## Records from a collection
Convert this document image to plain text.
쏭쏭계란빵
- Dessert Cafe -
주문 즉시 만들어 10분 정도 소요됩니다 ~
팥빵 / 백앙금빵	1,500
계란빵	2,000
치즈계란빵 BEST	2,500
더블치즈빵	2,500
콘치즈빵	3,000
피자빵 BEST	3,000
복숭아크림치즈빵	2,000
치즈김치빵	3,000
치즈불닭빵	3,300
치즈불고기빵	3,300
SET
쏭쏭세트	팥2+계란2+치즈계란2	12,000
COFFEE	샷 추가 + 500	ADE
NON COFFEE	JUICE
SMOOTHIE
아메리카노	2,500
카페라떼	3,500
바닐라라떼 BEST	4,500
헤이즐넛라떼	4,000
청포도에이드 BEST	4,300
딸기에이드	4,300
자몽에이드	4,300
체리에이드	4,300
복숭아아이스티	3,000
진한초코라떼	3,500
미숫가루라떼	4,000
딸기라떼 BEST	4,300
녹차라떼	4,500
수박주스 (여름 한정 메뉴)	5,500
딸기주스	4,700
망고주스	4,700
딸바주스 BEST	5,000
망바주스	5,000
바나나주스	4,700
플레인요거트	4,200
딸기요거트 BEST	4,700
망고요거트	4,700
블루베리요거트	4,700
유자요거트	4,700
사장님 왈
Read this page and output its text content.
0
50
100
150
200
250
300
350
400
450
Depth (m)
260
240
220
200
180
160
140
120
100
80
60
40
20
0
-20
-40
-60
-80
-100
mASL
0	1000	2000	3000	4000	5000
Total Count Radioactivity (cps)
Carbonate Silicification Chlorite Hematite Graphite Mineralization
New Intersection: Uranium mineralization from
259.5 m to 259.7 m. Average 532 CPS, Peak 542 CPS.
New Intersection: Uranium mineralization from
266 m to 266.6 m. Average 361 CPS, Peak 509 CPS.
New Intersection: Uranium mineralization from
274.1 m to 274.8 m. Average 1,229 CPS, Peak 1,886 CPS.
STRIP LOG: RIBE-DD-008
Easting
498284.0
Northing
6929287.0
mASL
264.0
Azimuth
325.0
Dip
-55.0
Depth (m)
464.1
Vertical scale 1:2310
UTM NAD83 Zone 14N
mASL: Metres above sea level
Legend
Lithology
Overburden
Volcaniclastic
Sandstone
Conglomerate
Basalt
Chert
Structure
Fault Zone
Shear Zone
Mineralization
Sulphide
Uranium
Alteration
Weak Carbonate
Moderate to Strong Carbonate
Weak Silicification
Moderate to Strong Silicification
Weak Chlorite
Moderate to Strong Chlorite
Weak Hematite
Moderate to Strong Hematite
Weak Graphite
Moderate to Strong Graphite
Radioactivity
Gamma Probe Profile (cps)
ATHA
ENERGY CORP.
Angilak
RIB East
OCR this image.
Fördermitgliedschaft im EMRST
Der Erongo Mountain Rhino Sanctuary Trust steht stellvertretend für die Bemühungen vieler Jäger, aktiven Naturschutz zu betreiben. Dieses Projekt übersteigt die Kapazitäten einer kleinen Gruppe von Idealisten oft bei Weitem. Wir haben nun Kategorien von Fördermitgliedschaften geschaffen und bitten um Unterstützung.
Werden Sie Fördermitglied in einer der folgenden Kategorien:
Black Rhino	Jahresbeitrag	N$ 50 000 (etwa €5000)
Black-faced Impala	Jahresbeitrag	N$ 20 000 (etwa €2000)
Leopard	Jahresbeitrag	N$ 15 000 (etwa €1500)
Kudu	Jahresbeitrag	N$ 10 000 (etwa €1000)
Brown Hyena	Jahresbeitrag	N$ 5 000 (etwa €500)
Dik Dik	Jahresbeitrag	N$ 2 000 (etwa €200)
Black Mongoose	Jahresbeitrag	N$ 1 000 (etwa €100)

## PROBLEM TO SOLVE
Collect every line above that contains the word "Hematite".

## EXERCISE ANSWER
Carbonate Silicification Chlorite Hematite Graphite Mineralization
Weak Hematite
Moderate to Strong Hematite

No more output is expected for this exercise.